-------- TASK DATA --------

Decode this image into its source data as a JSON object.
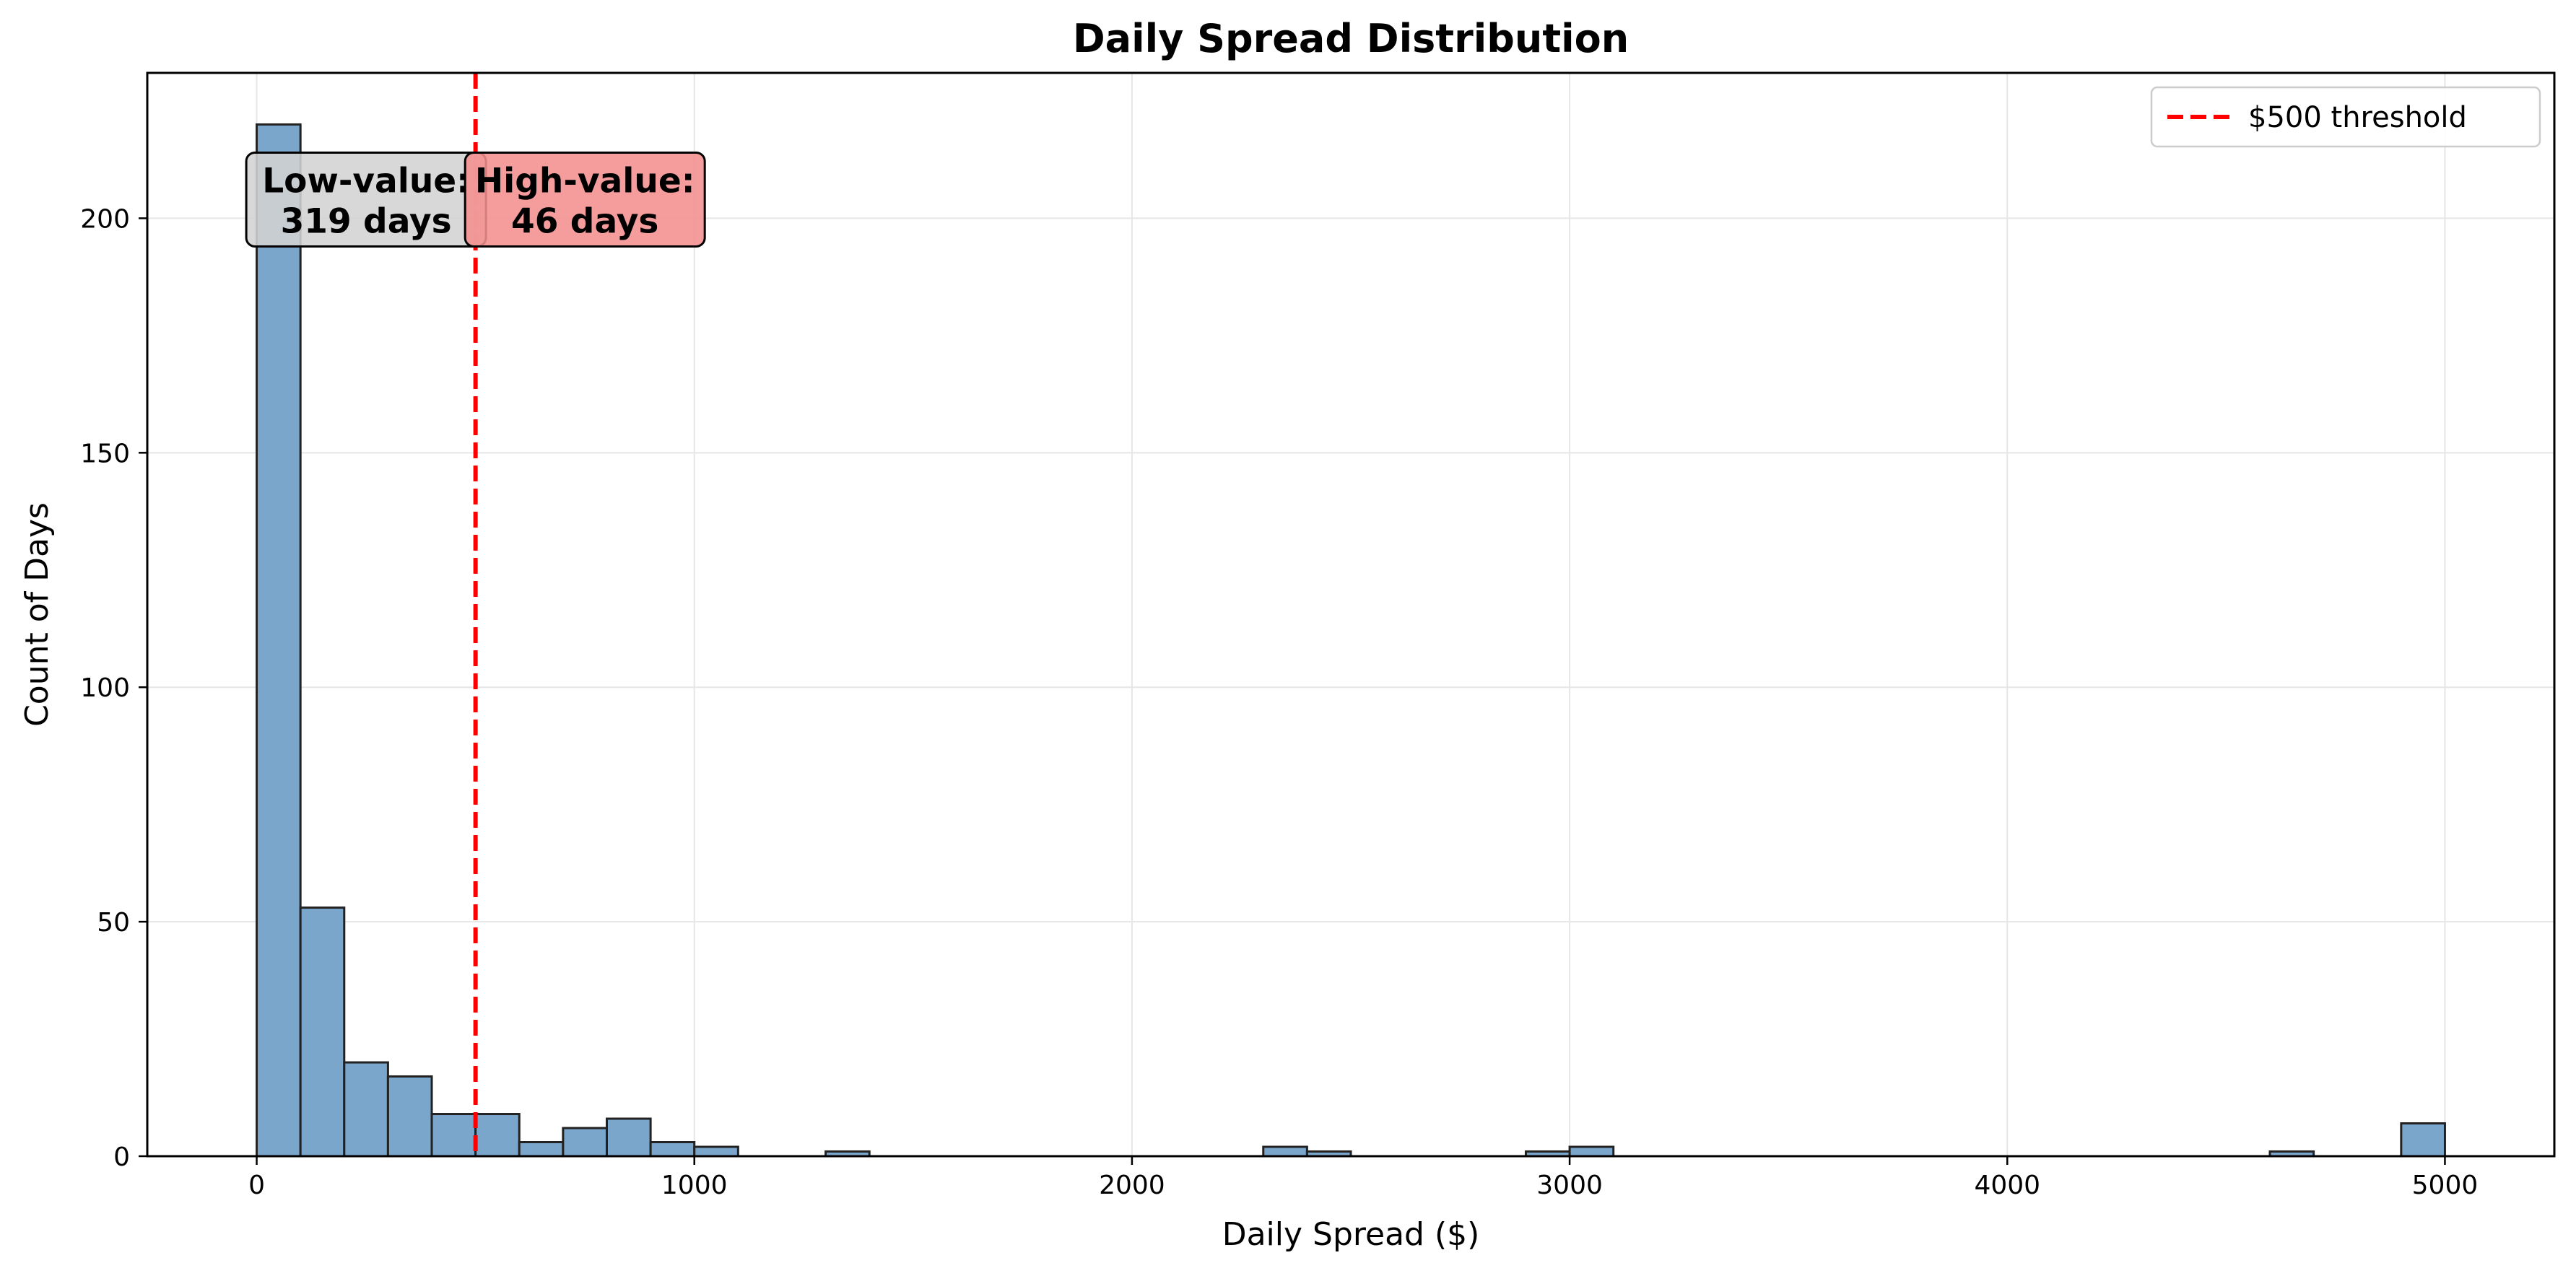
{
  "chart_data": {
    "type": "bar",
    "subtype": "histogram",
    "title": "Daily Spread Distribution",
    "xlabel": "Daily Spread ($)",
    "ylabel": "Count of Days",
    "xlim": [
      -250,
      5250
    ],
    "ylim": [
      0,
      231
    ],
    "xticks": [
      0,
      1000,
      2000,
      3000,
      4000,
      5000
    ],
    "yticks": [
      0,
      50,
      100,
      150,
      200
    ],
    "grid": true,
    "bin_width": 100,
    "bins": [
      {
        "start": 0,
        "end": 100,
        "count": 220
      },
      {
        "start": 100,
        "end": 200,
        "count": 53
      },
      {
        "start": 200,
        "end": 300,
        "count": 20
      },
      {
        "start": 300,
        "end": 400,
        "count": 17
      },
      {
        "start": 400,
        "end": 500,
        "count": 9
      },
      {
        "start": 500,
        "end": 600,
        "count": 9
      },
      {
        "start": 600,
        "end": 700,
        "count": 3
      },
      {
        "start": 700,
        "end": 800,
        "count": 6
      },
      {
        "start": 800,
        "end": 900,
        "count": 8
      },
      {
        "start": 900,
        "end": 1000,
        "count": 3
      },
      {
        "start": 1000,
        "end": 1100,
        "count": 2
      },
      {
        "start": 1300,
        "end": 1400,
        "count": 1
      },
      {
        "start": 2300,
        "end": 2400,
        "count": 2
      },
      {
        "start": 2400,
        "end": 2500,
        "count": 1
      },
      {
        "start": 2900,
        "end": 3000,
        "count": 1
      },
      {
        "start": 3000,
        "end": 3100,
        "count": 2
      },
      {
        "start": 4600,
        "end": 4700,
        "count": 1
      },
      {
        "start": 4900,
        "end": 5000,
        "count": 7
      }
    ],
    "threshold": {
      "x": 500,
      "label": "$500 threshold",
      "color": "#ff0000"
    },
    "legend_position": "top-right",
    "annotations": [
      {
        "lines": [
          "Low-value:",
          "319 days"
        ],
        "x": 250,
        "y": 204,
        "facecolor": "#d3d3d3"
      },
      {
        "lines": [
          "High-value:",
          "46 days"
        ],
        "x": 750,
        "y": 204,
        "facecolor": "#f48f8f"
      }
    ],
    "colors": {
      "bar_fill": "#7ba6cc",
      "bar_edge": "#222222",
      "grid": "#e6e6e6"
    }
  }
}
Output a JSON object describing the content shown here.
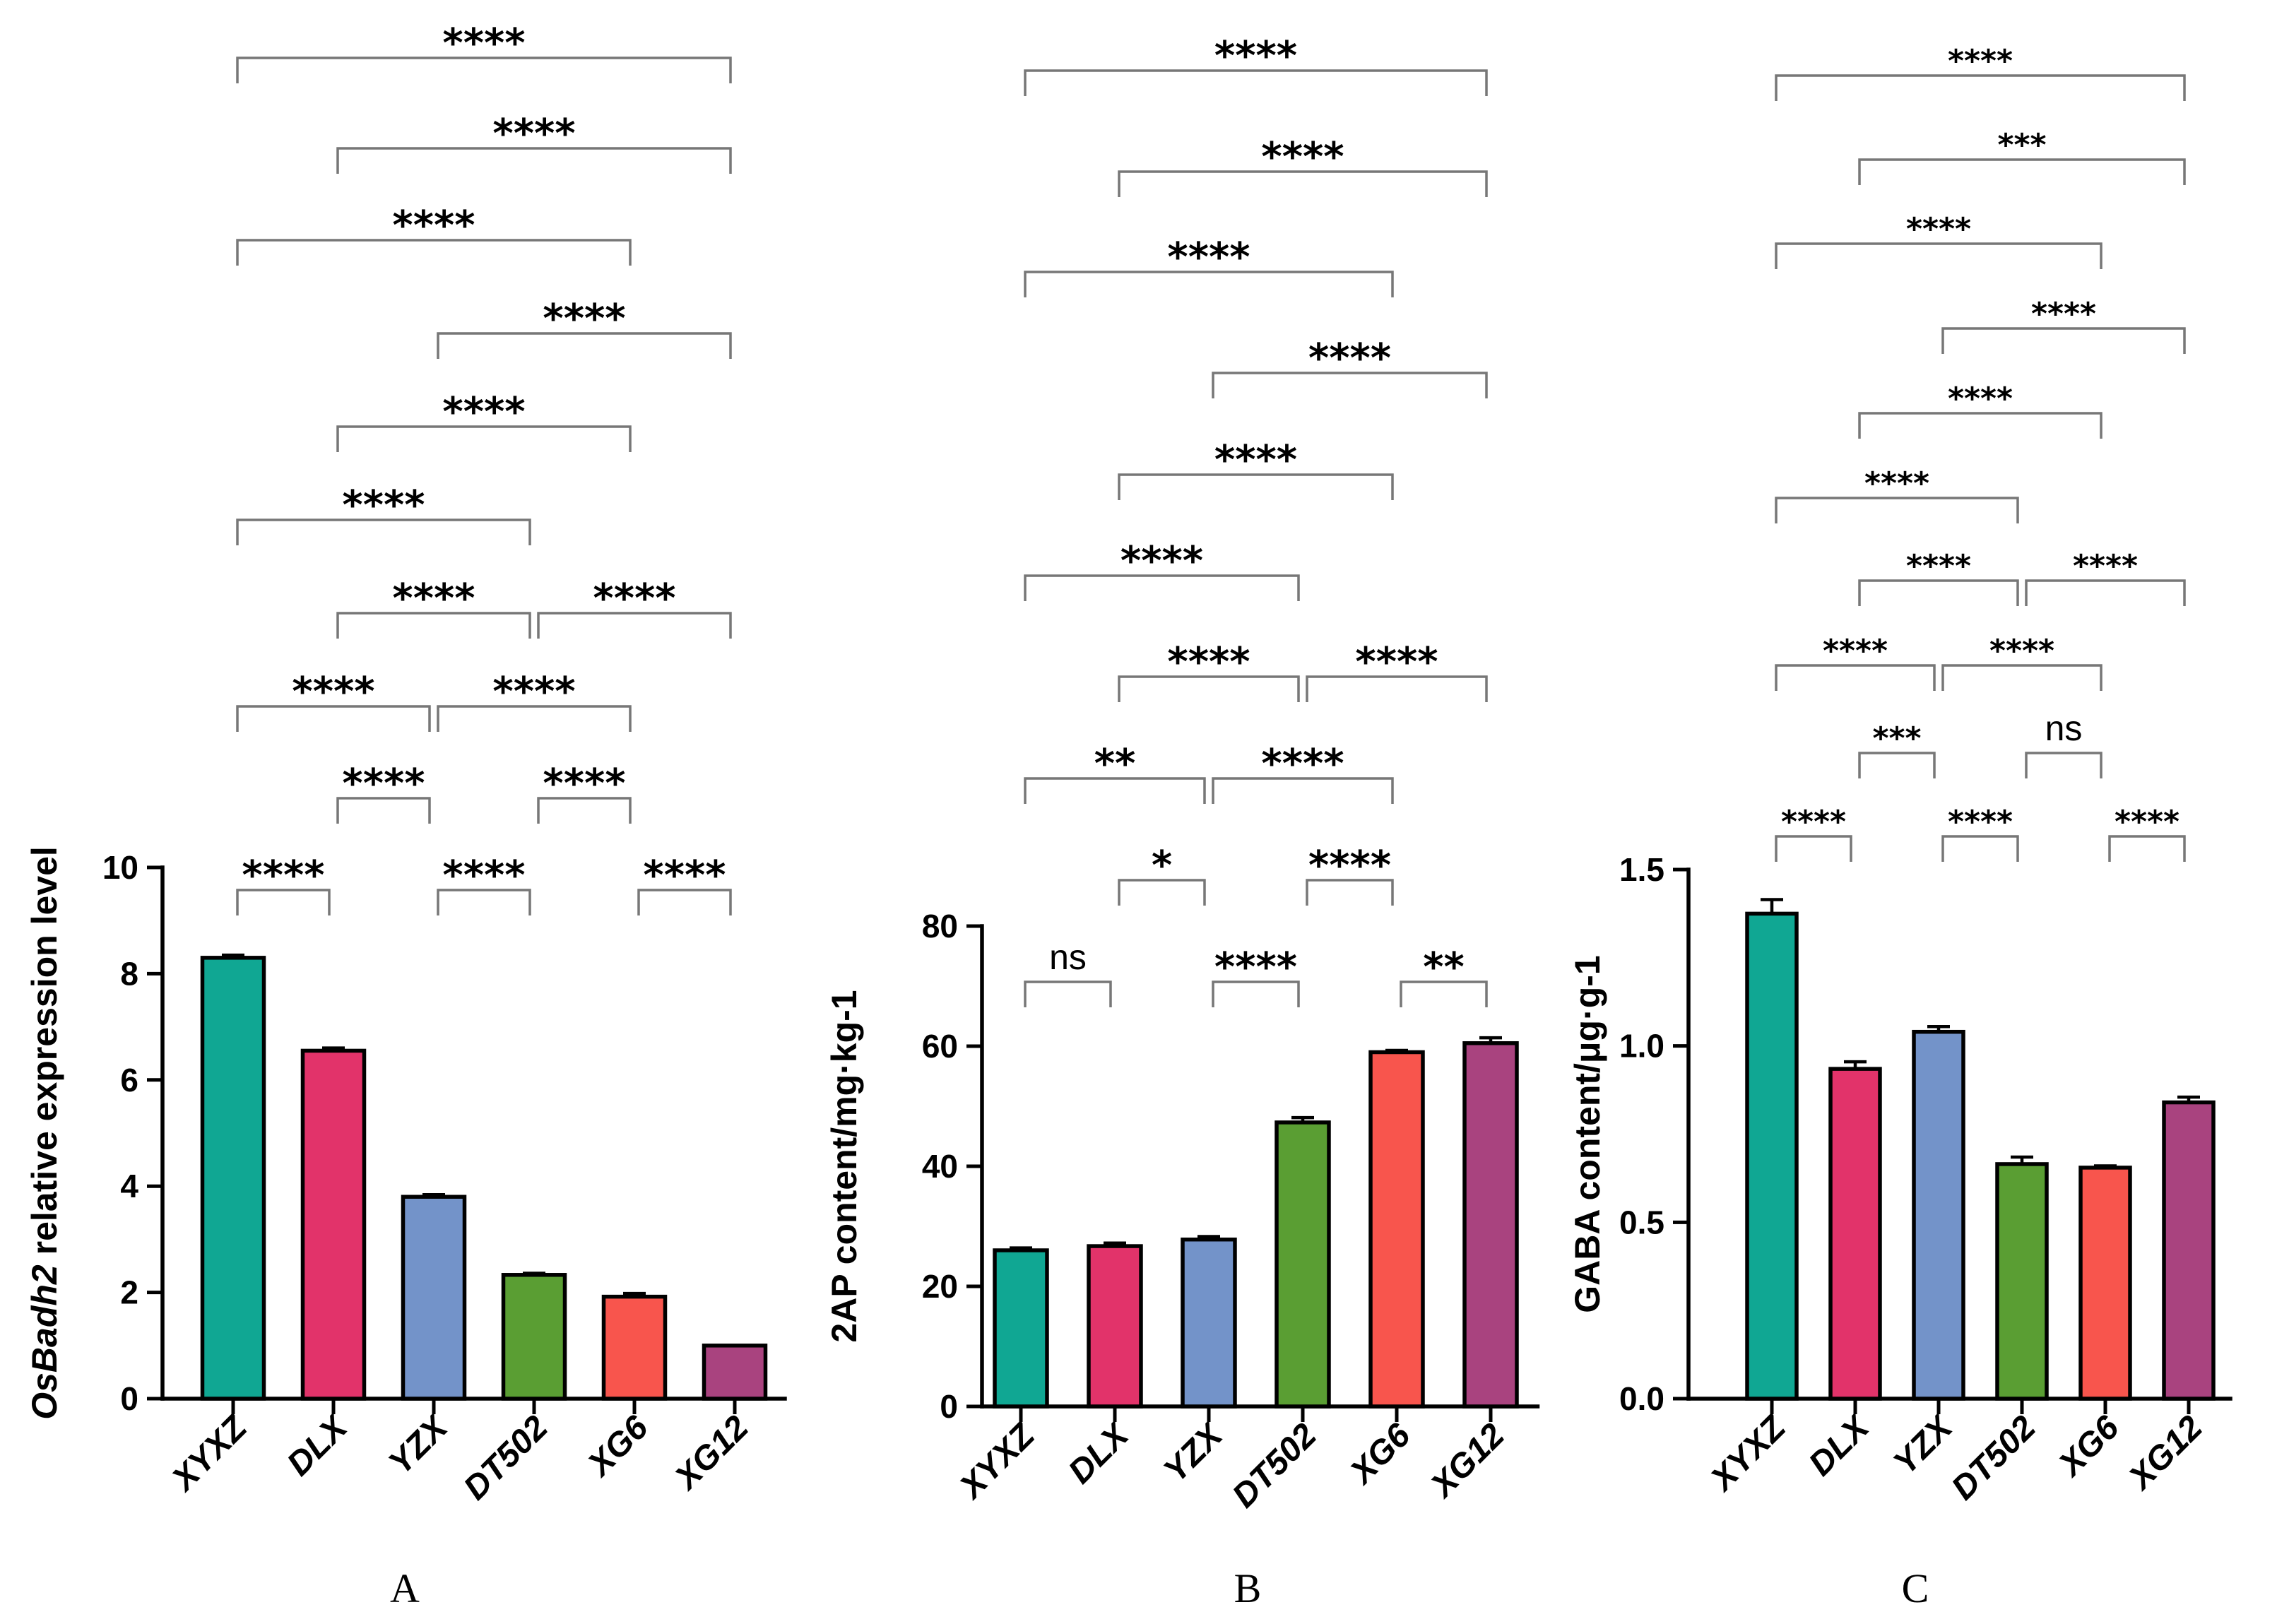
{
  "chart_data": [
    {
      "id": "A",
      "type": "bar",
      "panel_label": "A",
      "ylabel_italic": "OsBadh2",
      "ylabel_rest": " relative expression level",
      "categories": [
        "XYXZ",
        "DLX",
        "YZX",
        "DT502",
        "XG6",
        "XG12"
      ],
      "values": [
        8.3,
        6.55,
        3.8,
        2.33,
        1.92,
        1.0
      ],
      "errors": [
        0.05,
        0.05,
        0.04,
        0.03,
        0.06,
        0.0
      ],
      "colors": [
        "#10a793",
        "#e2336a",
        "#7393c9",
        "#5a9e33",
        "#f8554d",
        "#a9437f"
      ],
      "ylim": [
        0,
        10
      ],
      "yticks": [
        0,
        2,
        4,
        6,
        8,
        10
      ],
      "comparisons": [
        {
          "from": 0,
          "to": 1,
          "label": "****"
        },
        {
          "from": 2,
          "to": 3,
          "label": "****"
        },
        {
          "from": 4,
          "to": 5,
          "label": "****"
        },
        {
          "from": 1,
          "to": 2,
          "label": "****"
        },
        {
          "from": 3,
          "to": 4,
          "label": "****"
        },
        {
          "from": 0,
          "to": 2,
          "label": "****"
        },
        {
          "from": 2,
          "to": 4,
          "label": "****"
        },
        {
          "from": 1,
          "to": 3,
          "label": "****"
        },
        {
          "from": 3,
          "to": 5,
          "label": "****"
        },
        {
          "from": 0,
          "to": 3,
          "label": "****"
        },
        {
          "from": 1,
          "to": 4,
          "label": "****"
        },
        {
          "from": 2,
          "to": 5,
          "label": "****"
        },
        {
          "from": 0,
          "to": 4,
          "label": "****"
        },
        {
          "from": 1,
          "to": 5,
          "label": "****"
        },
        {
          "from": 0,
          "to": 5,
          "label": "****"
        }
      ]
    },
    {
      "id": "B",
      "type": "bar",
      "panel_label": "B",
      "ylabel": "2AP content/mg·kg-1",
      "categories": [
        "XYXZ",
        "DLX",
        "YZX",
        "DT502",
        "XG6",
        "XG12"
      ],
      "values": [
        26.0,
        26.7,
        27.8,
        47.3,
        59.0,
        60.5
      ],
      "errors": [
        0.4,
        0.5,
        0.5,
        0.8,
        0.3,
        0.9
      ],
      "colors": [
        "#10a793",
        "#e2336a",
        "#7393c9",
        "#5a9e33",
        "#f8554d",
        "#a9437f"
      ],
      "ylim": [
        0,
        80
      ],
      "yticks": [
        0,
        20,
        40,
        60,
        80
      ],
      "comparisons": [
        {
          "from": 0,
          "to": 1,
          "label": "ns"
        },
        {
          "from": 1,
          "to": 2,
          "label": "*"
        },
        {
          "from": 3,
          "to": 4,
          "label": "****"
        },
        {
          "from": 0,
          "to": 2,
          "label": "**"
        },
        {
          "from": 2,
          "to": 3,
          "label": "****"
        },
        {
          "from": 4,
          "to": 5,
          "label": "**"
        },
        {
          "from": 1,
          "to": 3,
          "label": "****"
        },
        {
          "from": 3,
          "to": 5,
          "label": "****"
        },
        {
          "from": 2,
          "to": 4,
          "label": "****"
        },
        {
          "from": 0,
          "to": 3,
          "label": "****"
        },
        {
          "from": 1,
          "to": 4,
          "label": "****"
        },
        {
          "from": 2,
          "to": 5,
          "label": "****"
        },
        {
          "from": 0,
          "to": 4,
          "label": "****"
        },
        {
          "from": 1,
          "to": 5,
          "label": "****"
        },
        {
          "from": 0,
          "to": 5,
          "label": "****"
        }
      ]
    },
    {
      "id": "C",
      "type": "bar",
      "panel_label": "C",
      "ylabel": "GABA content/μg·g-1",
      "categories": [
        "XYXZ",
        "DLX",
        "YZX",
        "DT502",
        "XG6",
        "XG12"
      ],
      "values": [
        1.375,
        0.935,
        1.04,
        0.665,
        0.655,
        0.84
      ],
      "errors": [
        0.04,
        0.02,
        0.015,
        0.02,
        0.005,
        0.015
      ],
      "colors": [
        "#10a793",
        "#e2336a",
        "#7393c9",
        "#5a9e33",
        "#f8554d",
        "#a9437f"
      ],
      "ylim": [
        0,
        1.5
      ],
      "yticks": [
        "0.0",
        "0.5",
        "1.0",
        "1.5"
      ],
      "comparisons": [
        {
          "from": 0,
          "to": 1,
          "label": "****"
        },
        {
          "from": 2,
          "to": 3,
          "label": "****"
        },
        {
          "from": 4,
          "to": 5,
          "label": "****"
        },
        {
          "from": 1,
          "to": 2,
          "label": "***"
        },
        {
          "from": 3,
          "to": 4,
          "label": "ns"
        },
        {
          "from": 0,
          "to": 2,
          "label": "****"
        },
        {
          "from": 2,
          "to": 4,
          "label": "****"
        },
        {
          "from": 1,
          "to": 3,
          "label": "****"
        },
        {
          "from": 3,
          "to": 5,
          "label": "****"
        },
        {
          "from": 0,
          "to": 3,
          "label": "****"
        },
        {
          "from": 1,
          "to": 4,
          "label": "****"
        },
        {
          "from": 2,
          "to": 5,
          "label": "****"
        },
        {
          "from": 0,
          "to": 4,
          "label": "****"
        },
        {
          "from": 1,
          "to": 5,
          "label": "***"
        },
        {
          "from": 0,
          "to": 5,
          "label": "****"
        }
      ]
    }
  ]
}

--------

- [WHAT YOU WILL DO] Copy each line in the data that holds the word "facecolor".

- [EXERCISE OUTPUT]
        "facecolor": "#d3d3d3"
        "facecolor": "#f48f8f"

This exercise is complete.